#### STORED ROWS

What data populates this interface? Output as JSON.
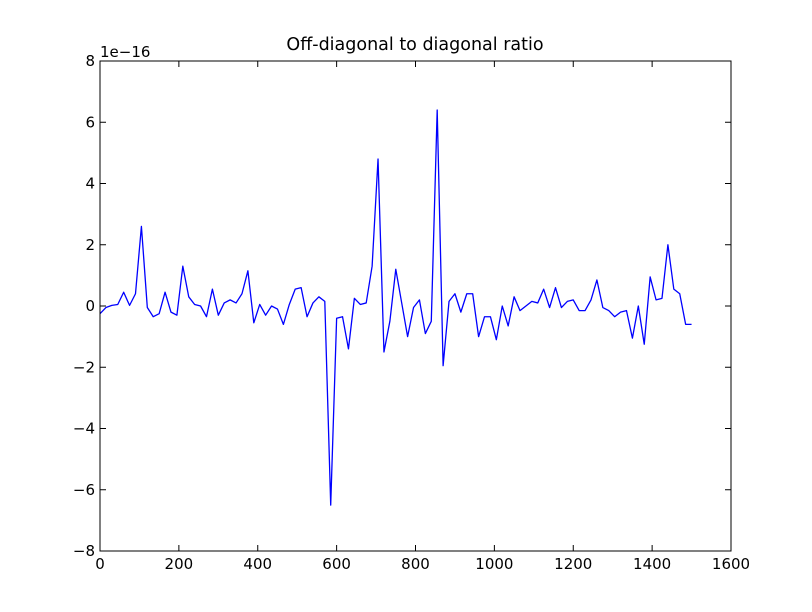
{
  "chart_data": {
    "type": "line",
    "title": "Off-diagonal to diagonal ratio",
    "xlabel": "",
    "ylabel": "",
    "y_scale_label": "1e−16",
    "xlim": [
      0,
      1600
    ],
    "ylim": [
      -8,
      8
    ],
    "x_ticks": [
      0,
      200,
      400,
      600,
      800,
      1000,
      1200,
      1400,
      1600
    ],
    "y_ticks": [
      -8,
      -6,
      -4,
      -2,
      0,
      2,
      4,
      6,
      8
    ],
    "x_tick_labels": [
      "0",
      "200",
      "400",
      "600",
      "800",
      "1000",
      "1200",
      "1400",
      "1600"
    ],
    "y_tick_labels": [
      "−8",
      "−6",
      "−4",
      "−2",
      "0",
      "2",
      "4",
      "6",
      "8"
    ],
    "grid": false,
    "colors": {
      "series": "#0000ff",
      "axes": "#000000",
      "background": "#ffffff"
    },
    "series": [
      {
        "x": [
          0,
          15,
          30,
          45,
          60,
          75,
          90,
          105,
          120,
          135,
          150,
          165,
          180,
          195,
          210,
          225,
          240,
          255,
          270,
          285,
          300,
          315,
          330,
          345,
          360,
          375,
          390,
          405,
          420,
          435,
          450,
          465,
          480,
          495,
          510,
          525,
          540,
          555,
          570,
          585,
          600,
          615,
          630,
          645,
          660,
          675,
          690,
          705,
          720,
          735,
          750,
          765,
          780,
          795,
          810,
          825,
          840,
          855,
          870,
          885,
          900,
          915,
          930,
          945,
          960,
          975,
          990,
          1005,
          1020,
          1035,
          1050,
          1065,
          1080,
          1095,
          1110,
          1125,
          1140,
          1155,
          1170,
          1185,
          1200,
          1215,
          1230,
          1245,
          1260,
          1275,
          1290,
          1305,
          1320,
          1335,
          1350,
          1365,
          1380,
          1395,
          1410,
          1425,
          1440,
          1455,
          1470,
          1485,
          1500
        ],
        "values": [
          -0.25,
          -0.05,
          0.02,
          0.05,
          0.45,
          0.02,
          0.4,
          2.6,
          -0.05,
          -0.35,
          -0.25,
          0.45,
          -0.2,
          -0.3,
          1.3,
          0.3,
          0.05,
          0.0,
          -0.35,
          0.55,
          -0.3,
          0.1,
          0.2,
          0.1,
          0.4,
          1.15,
          -0.55,
          0.05,
          -0.3,
          0.0,
          -0.1,
          -0.6,
          0.05,
          0.55,
          0.6,
          -0.35,
          0.1,
          0.3,
          0.15,
          -6.5,
          -0.4,
          -0.35,
          -1.4,
          0.25,
          0.05,
          0.1,
          1.3,
          4.8,
          -1.5,
          -0.5,
          1.2,
          0.1,
          -1.0,
          -0.05,
          0.2,
          -0.9,
          -0.5,
          6.4,
          -1.95,
          0.15,
          0.4,
          -0.2,
          0.4,
          0.4,
          -1.0,
          -0.35,
          -0.35,
          -1.1,
          0.0,
          -0.65,
          0.3,
          -0.15,
          0.0,
          0.15,
          0.1,
          0.55,
          -0.05,
          0.6,
          -0.05,
          0.15,
          0.2,
          -0.15,
          -0.15,
          0.2,
          0.85,
          -0.05,
          -0.15,
          -0.35,
          -0.2,
          -0.15,
          -1.05,
          0.0,
          -1.25,
          0.95,
          0.2,
          0.25,
          2.0,
          0.55,
          0.4,
          -0.6,
          -0.6
        ]
      }
    ]
  }
}
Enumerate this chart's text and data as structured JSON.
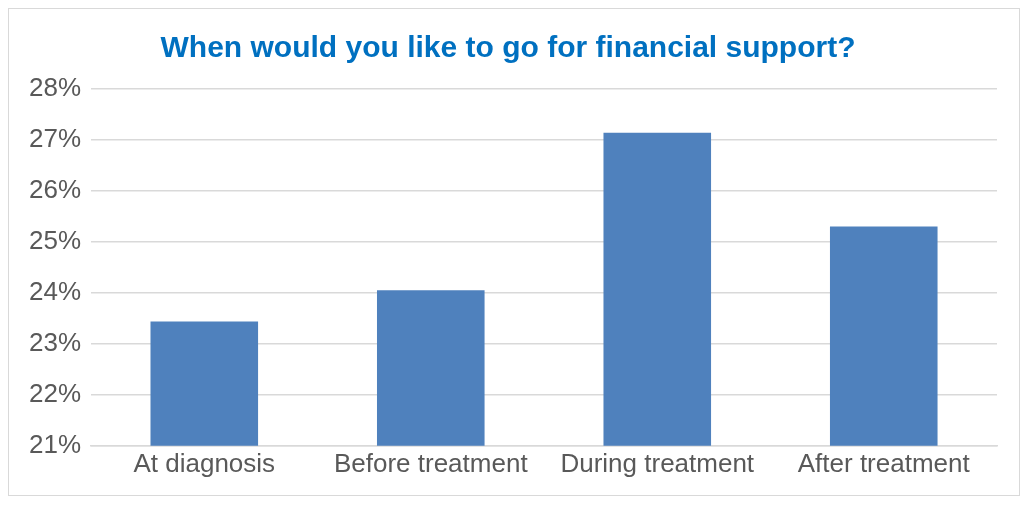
{
  "chart_data": {
    "type": "bar",
    "title": "When would you like to go for financial support?",
    "categories": [
      "At diagnosis",
      "Before treatment",
      "During treatment",
      "After treatment"
    ],
    "values": [
      23.44,
      24.05,
      27.14,
      25.3
    ],
    "color": "#4f81bd",
    "ylim": [
      21,
      28
    ],
    "yticks": [
      {
        "value": 21,
        "label": "21%"
      },
      {
        "value": 22,
        "label": "22%"
      },
      {
        "value": 23,
        "label": "23%"
      },
      {
        "value": 24,
        "label": "24%"
      },
      {
        "value": 25,
        "label": "25%"
      },
      {
        "value": 26,
        "label": "26%"
      },
      {
        "value": 27,
        "label": "27%"
      },
      {
        "value": 28,
        "label": "28%"
      }
    ],
    "grid": "y",
    "legend": false
  }
}
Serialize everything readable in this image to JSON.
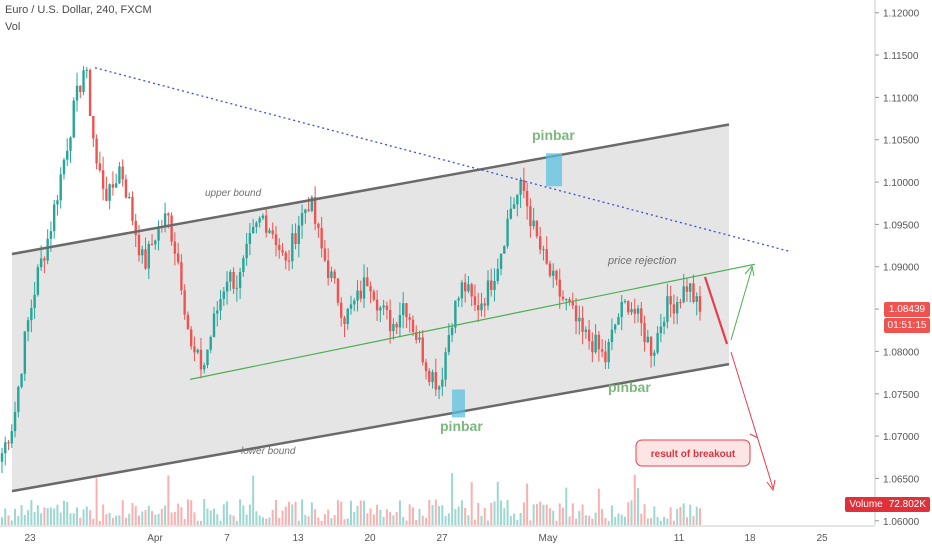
{
  "header": {
    "symbol_line": "Euro / U.S. Dollar, 240, FXCM",
    "indicator": "Vol"
  },
  "price_axis": {
    "ticks": [
      "1.12000",
      "1.11500",
      "1.11000",
      "1.10500",
      "1.10000",
      "1.09500",
      "1.09000",
      "1.08500",
      "1.08000",
      "1.07500",
      "1.07000",
      "1.06500",
      "1.06000"
    ],
    "current_price": "1.08439",
    "countdown": "01:51:15"
  },
  "volume_label": {
    "name": "Volume",
    "value": "72.802K"
  },
  "colors": {
    "up": "#26a69a",
    "down": "#ef5350",
    "channel_fill": "#dcdcdc",
    "bound_line": "#6a6a6a",
    "trendline_dotted": "#3d4fd6",
    "rejection_line": "#4caf50",
    "pinbar_text": "#7cb87e",
    "pinbar_highlight": "#5bc0de",
    "breakout": "#e83e4c"
  },
  "annotations": {
    "upper_bound": "upper bound",
    "lower_bound": "lower bound",
    "price_rejection": "price rejection",
    "pinbar_1": "pinbar",
    "pinbar_2": "pinbar",
    "pinbar_3": "pinbar",
    "breakout": "result of breakout"
  },
  "chart_data": {
    "type": "candlestick",
    "title": "Euro / U.S. Dollar, 240, FXCM",
    "x_ticks": [
      "23",
      "Apr",
      "7",
      "13",
      "20",
      "27",
      "May",
      "11",
      "18",
      "25"
    ],
    "ylim": [
      1.0595,
      1.1215
    ],
    "upper_bound": [
      [
        1.0915,
        1.1068
      ]
    ],
    "lower_bound": [
      [
        1.0635,
        1.0785
      ]
    ],
    "dotted_trendline": [
      1.1135,
      1.0918
    ],
    "rejection_line": [
      1.0767,
      1.0903
    ],
    "closes": [
      1.068,
      1.072,
      1.082,
      1.089,
      1.094,
      1.101,
      1.108,
      1.114,
      1.102,
      1.098,
      1.102,
      1.096,
      1.09,
      1.094,
      1.096,
      1.09,
      1.08,
      1.078,
      1.084,
      1.089,
      1.088,
      1.093,
      1.096,
      1.094,
      1.09,
      1.095,
      1.098,
      1.092,
      1.088,
      1.084,
      1.086,
      1.089,
      1.085,
      1.083,
      1.086,
      1.082,
      1.078,
      1.076,
      1.084,
      1.088,
      1.085,
      1.087,
      1.091,
      1.097,
      1.0995,
      1.094,
      1.09,
      1.087,
      1.085,
      1.082,
      1.081,
      1.079,
      1.084,
      1.086,
      1.083,
      1.08,
      1.085,
      1.086,
      1.088,
      1.0844
    ],
    "last_price": 1.08439,
    "volume_last": "72.802K"
  }
}
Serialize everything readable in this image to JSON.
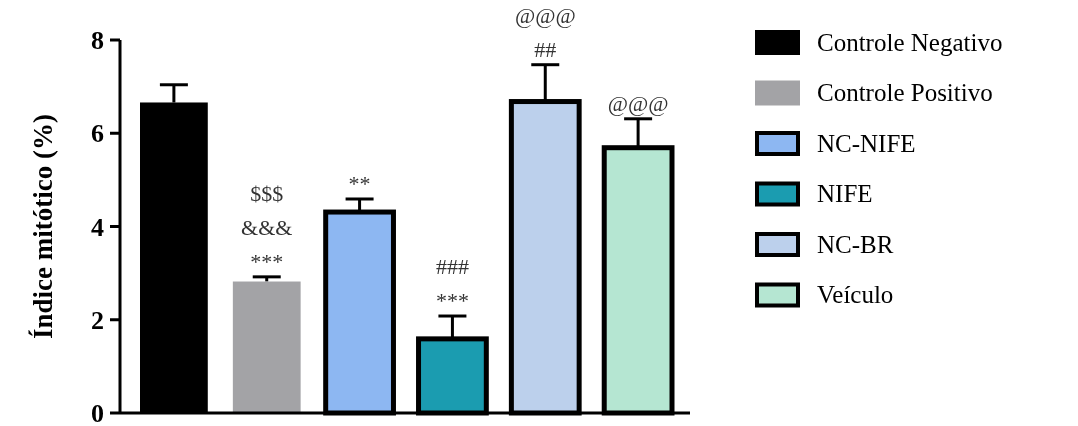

########

THE TASK: Produce an exact copy of each line of data, skipping embedded images.

RESULT FOR THIS EXERCISE:
What data populates this interface? Output as JSON.
{
  "chart_data": {
    "type": "line",
    "title": "Off-diagonal to diagonal ratio",
    "xlabel": "",
    "ylabel": "",
    "y_scale_label": "1e−16",
    "xlim": [
      0,
      1600
    ],
    "ylim": [
      -8,
      8
    ],
    "x_ticks": [
      0,
      200,
      400,
      600,
      800,
      1000,
      1200,
      1400,
      1600
    ],
    "y_ticks": [
      -8,
      -6,
      -4,
      -2,
      0,
      2,
      4,
      6,
      8
    ],
    "x_tick_labels": [
      "0",
      "200",
      "400",
      "600",
      "800",
      "1000",
      "1200",
      "1400",
      "1600"
    ],
    "y_tick_labels": [
      "−8",
      "−6",
      "−4",
      "−2",
      "0",
      "2",
      "4",
      "6",
      "8"
    ],
    "grid": false,
    "colors": {
      "series": "#0000ff",
      "axes": "#000000",
      "background": "#ffffff"
    },
    "series": [
      {
        "x": [
          0,
          15,
          30,
          45,
          60,
          75,
          90,
          105,
          120,
          135,
          150,
          165,
          180,
          195,
          210,
          225,
          240,
          255,
          270,
          285,
          300,
          315,
          330,
          345,
          360,
          375,
          390,
          405,
          420,
          435,
          450,
          465,
          480,
          495,
          510,
          525,
          540,
          555,
          570,
          585,
          600,
          615,
          630,
          645,
          660,
          675,
          690,
          705,
          720,
          735,
          750,
          765,
          780,
          795,
          810,
          825,
          840,
          855,
          870,
          885,
          900,
          915,
          930,
          945,
          960,
          975,
          990,
          1005,
          1020,
          1035,
          1050,
          1065,
          1080,
          1095,
          1110,
          1125,
          1140,
          1155,
          1170,
          1185,
          1200,
          1215,
          1230,
          1245,
          1260,
          1275,
          1290,
          1305,
          1320,
          1335,
          1350,
          1365,
          1380,
          1395,
          1410,
          1425,
          1440,
          1455,
          1470,
          1485,
          1500
        ],
        "values": [
          -0.25,
          -0.05,
          0.02,
          0.05,
          0.45,
          0.02,
          0.4,
          2.6,
          -0.05,
          -0.35,
          -0.25,
          0.45,
          -0.2,
          -0.3,
          1.3,
          0.3,
          0.05,
          0.0,
          -0.35,
          0.55,
          -0.3,
          0.1,
          0.2,
          0.1,
          0.4,
          1.15,
          -0.55,
          0.05,
          -0.3,
          0.0,
          -0.1,
          -0.6,
          0.05,
          0.55,
          0.6,
          -0.35,
          0.1,
          0.3,
          0.15,
          -6.5,
          -0.4,
          -0.35,
          -1.4,
          0.25,
          0.05,
          0.1,
          1.3,
          4.8,
          -1.5,
          -0.5,
          1.2,
          0.1,
          -1.0,
          -0.05,
          0.2,
          -0.9,
          -0.5,
          6.4,
          -1.95,
          0.15,
          0.4,
          -0.2,
          0.4,
          0.4,
          -1.0,
          -0.35,
          -0.35,
          -1.1,
          0.0,
          -0.65,
          0.3,
          -0.15,
          0.0,
          0.15,
          0.1,
          0.55,
          -0.05,
          0.6,
          -0.05,
          0.15,
          0.2,
          -0.15,
          -0.15,
          0.2,
          0.85,
          -0.05,
          -0.15,
          -0.35,
          -0.2,
          -0.15,
          -1.05,
          0.0,
          -1.25,
          0.95,
          0.2,
          0.25,
          2.0,
          0.55,
          0.4,
          -0.6,
          -0.6
        ]
      }
    ]
  }
}
Enumerate this chart's text and data as structured JSON.
{
  "chart_data": {
    "type": "bar",
    "title": "When would you like to go for financial support?",
    "categories": [
      "At diagnosis",
      "Before treatment",
      "During treatment",
      "After treatment"
    ],
    "values": [
      23.44,
      24.05,
      27.14,
      25.3
    ],
    "color": "#4f81bd",
    "ylim": [
      21,
      28
    ],
    "yticks": [
      {
        "value": 21,
        "label": "21%"
      },
      {
        "value": 22,
        "label": "22%"
      },
      {
        "value": 23,
        "label": "23%"
      },
      {
        "value": 24,
        "label": "24%"
      },
      {
        "value": 25,
        "label": "25%"
      },
      {
        "value": 26,
        "label": "26%"
      },
      {
        "value": 27,
        "label": "27%"
      },
      {
        "value": 28,
        "label": "28%"
      }
    ],
    "grid": "y",
    "legend": false
  }
}
Serialize everything readable in this image to JSON.
{
  "header": {
    "symbol_line": "Euro / U.S. Dollar, 240, FXCM",
    "indicator": "Vol"
  },
  "price_axis": {
    "ticks": [
      "1.12000",
      "1.11500",
      "1.11000",
      "1.10500",
      "1.10000",
      "1.09500",
      "1.09000",
      "1.08500",
      "1.08000",
      "1.07500",
      "1.07000",
      "1.06500",
      "1.06000"
    ],
    "current_price": "1.08439",
    "countdown": "01:51:15"
  },
  "volume_label": {
    "name": "Volume",
    "value": "72.802K"
  },
  "colors": {
    "up": "#26a69a",
    "down": "#ef5350",
    "channel_fill": "#dcdcdc",
    "bound_line": "#6a6a6a",
    "trendline_dotted": "#3d4fd6",
    "rejection_line": "#4caf50",
    "pinbar_text": "#7cb87e",
    "pinbar_highlight": "#5bc0de",
    "breakout": "#e83e4c"
  },
  "annotations": {
    "upper_bound": "upper bound",
    "lower_bound": "lower bound",
    "price_rejection": "price rejection",
    "pinbar_1": "pinbar",
    "pinbar_2": "pinbar",
    "pinbar_3": "pinbar",
    "breakout": "result of breakout"
  },
  "chart_data": {
    "type": "candlestick",
    "title": "Euro / U.S. Dollar, 240, FXCM",
    "x_ticks": [
      "23",
      "Apr",
      "7",
      "13",
      "20",
      "27",
      "May",
      "11",
      "18",
      "25"
    ],
    "ylim": [
      1.0595,
      1.1215
    ],
    "upper_bound": [
      [
        1.0915,
        1.1068
      ]
    ],
    "lower_bound": [
      [
        1.0635,
        1.0785
      ]
    ],
    "dotted_trendline": [
      1.1135,
      1.0918
    ],
    "rejection_line": [
      1.0767,
      1.0903
    ],
    "closes": [
      1.068,
      1.072,
      1.082,
      1.089,
      1.094,
      1.101,
      1.108,
      1.114,
      1.102,
      1.098,
      1.102,
      1.096,
      1.09,
      1.094,
      1.096,
      1.09,
      1.08,
      1.078,
      1.084,
      1.089,
      1.088,
      1.093,
      1.096,
      1.094,
      1.09,
      1.095,
      1.098,
      1.092,
      1.088,
      1.084,
      1.086,
      1.089,
      1.085,
      1.083,
      1.086,
      1.082,
      1.078,
      1.076,
      1.084,
      1.088,
      1.085,
      1.087,
      1.091,
      1.097,
      1.0995,
      1.094,
      1.09,
      1.087,
      1.085,
      1.082,
      1.081,
      1.079,
      1.084,
      1.086,
      1.083,
      1.08,
      1.085,
      1.086,
      1.088,
      1.0844
    ],
    "last_price": 1.08439,
    "volume_last": "72.802K"
  }
}
Serialize everything readable in this image to JSON.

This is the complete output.